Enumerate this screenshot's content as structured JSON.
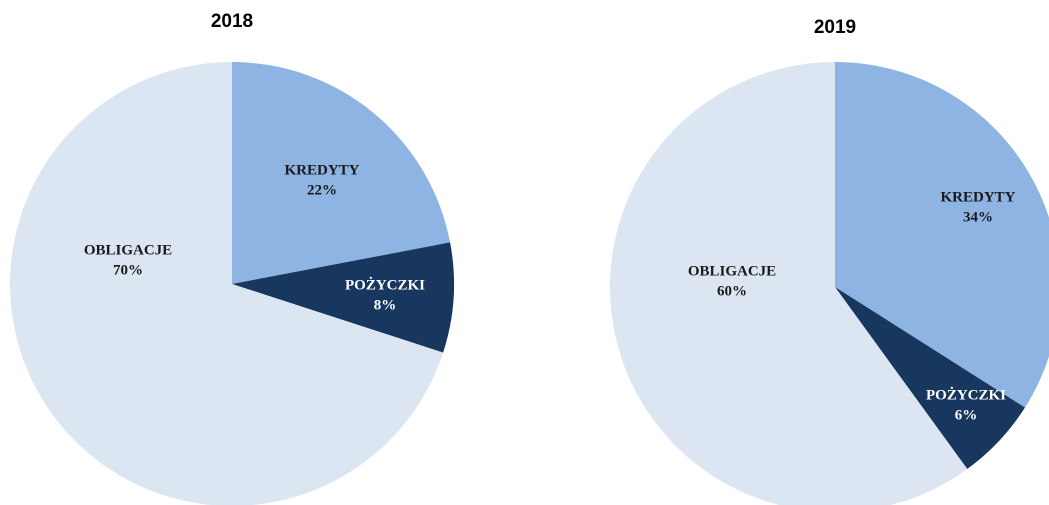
{
  "chart_data": [
    {
      "type": "pie",
      "title": "2018",
      "categories": [
        "KREDYTY",
        "POŻYCZKI",
        "OBLIGACJE"
      ],
      "values": [
        22,
        8,
        70
      ],
      "value_labels": [
        "22%",
        "8%",
        "70%"
      ],
      "colors": [
        "#8eb4e3",
        "#17375e",
        "#dce6f2"
      ]
    },
    {
      "type": "pie",
      "title": "2019",
      "categories": [
        "KREDYTY",
        "POŻYCZKI",
        "OBLIGACJE"
      ],
      "values": [
        34,
        6,
        60
      ],
      "value_labels": [
        "34%",
        "6%",
        "60%"
      ],
      "colors": [
        "#8eb4e3",
        "#17375e",
        "#dce6f2"
      ]
    }
  ]
}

Job ::
Restate the records word for word, omitting images.

Solution for this exercise ::
Enumerate this screenshot's content as structured JSON.
{
  "chart_data": [
    {
      "type": "pie",
      "title": "2018",
      "categories": [
        "KREDYTY",
        "POŻYCZKI",
        "OBLIGACJE"
      ],
      "values": [
        22,
        8,
        70
      ],
      "value_labels": [
        "22%",
        "8%",
        "70%"
      ],
      "colors": [
        "#8eb4e3",
        "#17375e",
        "#dce6f2"
      ]
    },
    {
      "type": "pie",
      "title": "2019",
      "categories": [
        "KREDYTY",
        "POŻYCZKI",
        "OBLIGACJE"
      ],
      "values": [
        34,
        6,
        60
      ],
      "value_labels": [
        "34%",
        "6%",
        "60%"
      ],
      "colors": [
        "#8eb4e3",
        "#17375e",
        "#dce6f2"
      ]
    }
  ]
}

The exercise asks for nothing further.